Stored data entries

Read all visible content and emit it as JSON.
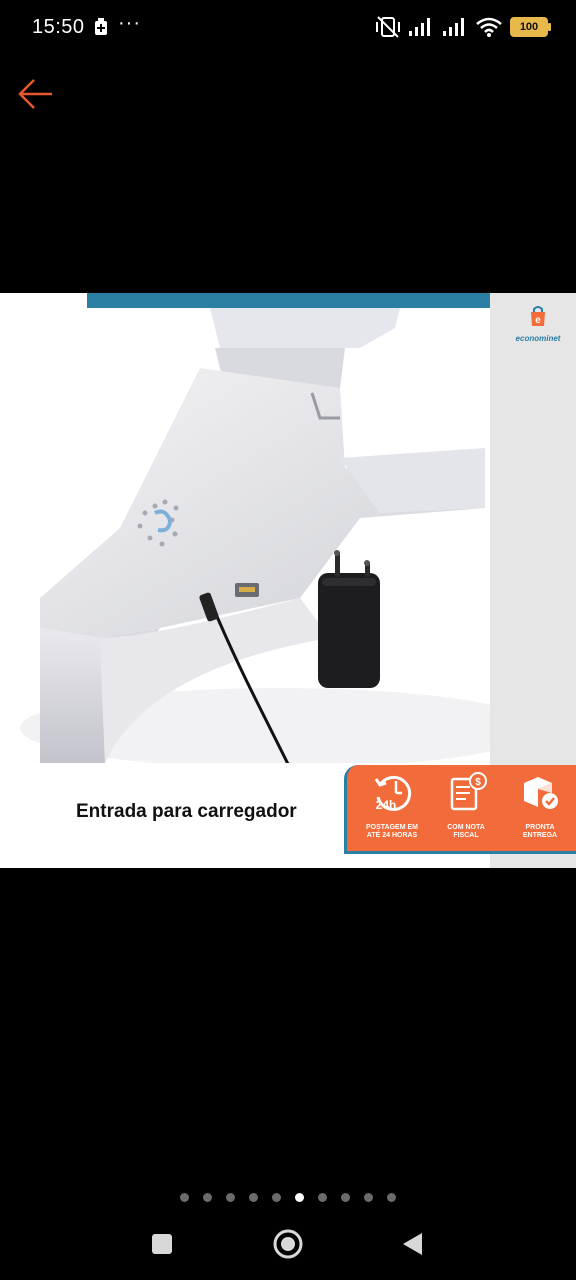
{
  "status_bar": {
    "time": "15:50",
    "more": "···",
    "battery_level": "100",
    "icons": [
      "battery-saver-icon",
      "vibrate-off-icon",
      "signal-icon",
      "signal-icon",
      "wifi-icon",
      "battery-icon"
    ]
  },
  "toolbar": {
    "back_icon": "arrow-left-icon",
    "back_color": "#e8582e"
  },
  "product_image": {
    "caption": "Entrada para carregador",
    "brand": "econominet",
    "badges": [
      {
        "icon": "clock-24h-icon",
        "big": "24h",
        "label_line1": "POSTAGEM EM",
        "label_line2": "ATÉ 24 HORAS"
      },
      {
        "icon": "invoice-icon",
        "label_line1": "COM NOTA",
        "label_line2": "FISCAL"
      },
      {
        "icon": "box-check-icon",
        "label_line1": "PRONTA",
        "label_line2": "ENTREGA"
      }
    ],
    "accent_color": "#f26b3a",
    "brand_color": "#2a7fa3"
  },
  "gallery": {
    "page_count": 10,
    "current_page": 6
  },
  "nav_bar": {
    "buttons": [
      "recents-button",
      "home-button",
      "back-button"
    ]
  }
}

_TASK TO CARRY OUT_: Your task is to set down the records shown above exactly, minus any pictures.

_THE OUTPUT_:
Read all visible content and emit it as JSON.
{
  "status_bar": {
    "time": "15:50",
    "more": "···",
    "battery_level": "100",
    "icons": [
      "battery-saver-icon",
      "vibrate-off-icon",
      "signal-icon",
      "signal-icon",
      "wifi-icon",
      "battery-icon"
    ]
  },
  "toolbar": {
    "back_icon": "arrow-left-icon",
    "back_color": "#e8582e"
  },
  "product_image": {
    "caption": "Entrada para carregador",
    "brand": "econominet",
    "badges": [
      {
        "icon": "clock-24h-icon",
        "big": "24h",
        "label_line1": "POSTAGEM EM",
        "label_line2": "ATÉ 24 HORAS"
      },
      {
        "icon": "invoice-icon",
        "label_line1": "COM NOTA",
        "label_line2": "FISCAL"
      },
      {
        "icon": "box-check-icon",
        "label_line1": "PRONTA",
        "label_line2": "ENTREGA"
      }
    ],
    "accent_color": "#f26b3a",
    "brand_color": "#2a7fa3"
  },
  "gallery": {
    "page_count": 10,
    "current_page": 6
  },
  "nav_bar": {
    "buttons": [
      "recents-button",
      "home-button",
      "back-button"
    ]
  }
}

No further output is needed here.